## Document text
Dubbed ‘the last frontier’ of the Philippines, Palawan is a place of breathtaking beauty and backbreaking roads. Ian Neubauer hits the dirt on a Honda XR200 to find out more…
A 90-minute flight from Manila deposits me in Puerto Princessa, the jumping-off point for visitors to Palawan. A representative from Honda Philippines meets me at Puerto’s tin-can airport and takes me by motorised tricycle to the local dealership. The company has kindly provided me with its biggest and best moto – an XR200 with racing decals. You can buy a new one here for about $2300 (£1,480) or rent a used model for $15 (£9.65) a day.
After checking into my hotel I start asking around for up-to-date information on the state of the roads. My enquiries lead me to Kinabuch, a bustling bar owned by a former national motocross champion. Butch, as he’s called, is a godfather of sorts and offers to provide me with a guide at his expense. I’m blown away by his generosity and humbly accept on the condition that he sells me a cold beer — or 10.
Photo: Ian Neubauer
We don’t need roads
I crawl out of bed at sunrise and head back to Kinabuch to meet my guide. Ronnie drives an ambulance to pay the bills but, like Butch and myself, has dirtbiking in his veins. Today’s ride is a 127-mile run from Puerto to Quezon.
The road out of Puerto is bumper-to-bumper with tricycles and trucks and swarms of motorbikes. We’re nearing the outskirts when we get pulled over by the cops, at which time Ronnie shows his worth. He tells them in Tagalog – the Filipino tongue – that I’m an FBI agent on a top-secret mission. They take one look at my body armour and snap into salute, then bring the traffic to a standstill to speed us along.
We cruise for 12 miles along the National Highway before turning west onto a rock-strewn dirt road. The road ebbs and flows like a roller coaster through the hills, offering dazzling glimpses of the South China Sea. An hour or so later we hit the west coast, stopping at palm-fringed Nagtabon Beach.
After a refreshing swim we continue down the coast, on a road that cuts through a series of crystal-clear streams. We pass villages and churches that double as schools, from where children run out to scream hello. Monkeys and pigs scoot out of our path but goats and buffalos refuse to budge. The conditions are perfect and there’s no traffic at all apart from the odd jeepney – the brightly coloured ‘stretch jeep’ buses – overloaded with locals.
Late in the afternoon we arrive in Quezon, a rustic town set on the coast. Quezon is home to the Tabon Caves, where human remains dating back 47,000 years have been found. But the caves are offshore and only accessible by boat. I’m too exhausted to contemplate exploring now, so we check into a guesthouse and in no time I’m asleep, dreaming of dirt whizzing past my feet.
Photo: Ian Neubauer
We’re back on our bikes at the break of dawn for a 93-mile ride from Quezon to Rio Tuba on a road that’s still being bulldozed. A flock of herons intercepts the rising sun as Pink Floyd works its magic through my iPod. I’m exactly where I want to be; life will never get better than this.

## Task to complete
Reproduce the passage of the Palawan motorbike travel piece from "After a refreshing" up to and including "past my feet.".

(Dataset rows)
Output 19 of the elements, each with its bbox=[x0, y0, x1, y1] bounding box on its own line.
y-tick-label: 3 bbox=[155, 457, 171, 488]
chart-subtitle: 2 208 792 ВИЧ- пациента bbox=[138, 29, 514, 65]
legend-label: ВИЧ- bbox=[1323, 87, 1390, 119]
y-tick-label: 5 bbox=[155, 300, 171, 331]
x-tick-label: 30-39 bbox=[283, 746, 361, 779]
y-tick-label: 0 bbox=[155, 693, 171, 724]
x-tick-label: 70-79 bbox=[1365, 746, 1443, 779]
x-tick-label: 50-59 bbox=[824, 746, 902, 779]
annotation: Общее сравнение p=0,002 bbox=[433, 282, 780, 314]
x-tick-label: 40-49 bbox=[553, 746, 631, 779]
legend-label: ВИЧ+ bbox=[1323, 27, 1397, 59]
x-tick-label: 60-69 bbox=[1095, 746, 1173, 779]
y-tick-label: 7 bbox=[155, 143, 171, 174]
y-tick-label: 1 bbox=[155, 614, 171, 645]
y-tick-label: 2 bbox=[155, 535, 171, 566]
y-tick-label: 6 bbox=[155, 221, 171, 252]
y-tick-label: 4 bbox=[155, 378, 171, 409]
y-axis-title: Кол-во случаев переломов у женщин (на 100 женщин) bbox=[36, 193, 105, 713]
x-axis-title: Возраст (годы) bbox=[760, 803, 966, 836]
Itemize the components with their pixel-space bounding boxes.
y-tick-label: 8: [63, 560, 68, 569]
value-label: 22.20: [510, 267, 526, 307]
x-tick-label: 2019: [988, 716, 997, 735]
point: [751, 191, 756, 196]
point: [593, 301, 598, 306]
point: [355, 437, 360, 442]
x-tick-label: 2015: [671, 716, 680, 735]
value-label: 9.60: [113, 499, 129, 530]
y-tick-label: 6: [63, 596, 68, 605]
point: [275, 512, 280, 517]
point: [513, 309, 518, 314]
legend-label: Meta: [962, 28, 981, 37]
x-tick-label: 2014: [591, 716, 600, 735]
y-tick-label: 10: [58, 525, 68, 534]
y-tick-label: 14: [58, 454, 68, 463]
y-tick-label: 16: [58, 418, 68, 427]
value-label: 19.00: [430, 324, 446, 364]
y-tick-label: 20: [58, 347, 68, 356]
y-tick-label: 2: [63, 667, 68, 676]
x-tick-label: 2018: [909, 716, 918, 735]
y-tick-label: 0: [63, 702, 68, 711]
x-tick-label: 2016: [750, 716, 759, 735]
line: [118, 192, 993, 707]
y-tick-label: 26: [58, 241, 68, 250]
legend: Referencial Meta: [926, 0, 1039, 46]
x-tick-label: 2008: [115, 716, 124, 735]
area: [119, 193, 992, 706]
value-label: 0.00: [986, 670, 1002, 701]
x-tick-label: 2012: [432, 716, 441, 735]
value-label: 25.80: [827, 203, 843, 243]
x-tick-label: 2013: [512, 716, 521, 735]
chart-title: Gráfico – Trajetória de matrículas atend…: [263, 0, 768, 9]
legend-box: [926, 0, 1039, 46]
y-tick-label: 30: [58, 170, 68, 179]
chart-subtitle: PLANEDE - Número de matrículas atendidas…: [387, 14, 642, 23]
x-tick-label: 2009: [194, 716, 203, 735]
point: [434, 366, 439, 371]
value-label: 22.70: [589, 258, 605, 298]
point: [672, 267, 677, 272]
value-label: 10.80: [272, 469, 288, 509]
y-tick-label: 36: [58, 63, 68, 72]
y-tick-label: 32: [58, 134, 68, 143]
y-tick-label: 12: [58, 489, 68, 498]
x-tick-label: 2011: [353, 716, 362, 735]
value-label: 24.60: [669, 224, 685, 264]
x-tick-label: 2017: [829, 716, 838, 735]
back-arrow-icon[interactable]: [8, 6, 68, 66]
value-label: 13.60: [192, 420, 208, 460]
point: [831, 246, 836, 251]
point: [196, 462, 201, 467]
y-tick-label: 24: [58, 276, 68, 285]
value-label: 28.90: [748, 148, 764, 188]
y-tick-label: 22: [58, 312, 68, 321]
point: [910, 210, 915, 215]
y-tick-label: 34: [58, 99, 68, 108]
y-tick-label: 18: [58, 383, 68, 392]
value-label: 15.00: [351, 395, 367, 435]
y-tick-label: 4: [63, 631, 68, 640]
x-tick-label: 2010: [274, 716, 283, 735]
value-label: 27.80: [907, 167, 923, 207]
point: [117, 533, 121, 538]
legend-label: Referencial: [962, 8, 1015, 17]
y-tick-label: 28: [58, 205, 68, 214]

## Response for this exercise
After a refreshing swim we continue down the coast, on a road that cuts through a series of crystal-clear streams. We pass villages and churches that double as schools, from where children run out to scream hello. Monkeys and pigs scoot out of our path but goats and buffalos refuse to budge. The conditions are perfect and there’s no traffic at all apart from the odd jeepney – the brightly coloured ‘stretch jeep’ buses – overloaded with locals.
Late in the afternoon we arrive in Quezon, a rustic town set on the coast. Quezon is home to the Tabon Caves, where human remains dating back 47,000 years have been found. But the caves are offshore and only accessible by boat. I’m too exhausted to contemplate exploring now, so we check into a guesthouse and in no time I’m asleep, dreaming of dirt whizzing past my feet.